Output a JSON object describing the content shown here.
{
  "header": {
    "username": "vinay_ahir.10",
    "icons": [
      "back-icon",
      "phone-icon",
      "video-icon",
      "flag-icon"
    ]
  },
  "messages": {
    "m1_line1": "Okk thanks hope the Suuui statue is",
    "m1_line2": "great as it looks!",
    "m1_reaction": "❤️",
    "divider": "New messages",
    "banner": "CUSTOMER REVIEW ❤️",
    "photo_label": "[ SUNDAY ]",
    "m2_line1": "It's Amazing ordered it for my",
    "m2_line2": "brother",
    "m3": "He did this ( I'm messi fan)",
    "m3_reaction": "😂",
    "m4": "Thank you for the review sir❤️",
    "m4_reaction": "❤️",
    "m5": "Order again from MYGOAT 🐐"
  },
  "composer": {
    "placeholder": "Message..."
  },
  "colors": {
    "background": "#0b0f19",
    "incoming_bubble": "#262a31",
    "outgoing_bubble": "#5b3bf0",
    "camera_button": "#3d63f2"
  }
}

________________________________________

→ **WHAT THIS TASK INVOLVES**
Each line above is to be repeated exactly.

→ **OUTPUT OF THE TASK**
Output a JSON object describing the content shown here.
{
  "header": {
    "username": "vinay_ahir.10",
    "icons": [
      "back-icon",
      "phone-icon",
      "video-icon",
      "flag-icon"
    ]
  },
  "messages": {
    "m1_line1": "Okk thanks hope the Suuui statue is",
    "m1_line2": "great as it looks!",
    "m1_reaction": "❤️",
    "divider": "New messages",
    "banner": "CUSTOMER REVIEW ❤️",
    "photo_label": "[ SUNDAY ]",
    "m2_line1": "It's Amazing ordered it for my",
    "m2_line2": "brother",
    "m3": "He did this ( I'm messi fan)",
    "m3_reaction": "😂",
    "m4": "Thank you for the review sir❤️",
    "m4_reaction": "❤️",
    "m5": "Order again from MYGOAT 🐐"
  },
  "composer": {
    "placeholder": "Message..."
  },
  "colors": {
    "background": "#0b0f19",
    "incoming_bubble": "#262a31",
    "outgoing_bubble": "#5b3bf0",
    "camera_button": "#3d63f2"
  }
}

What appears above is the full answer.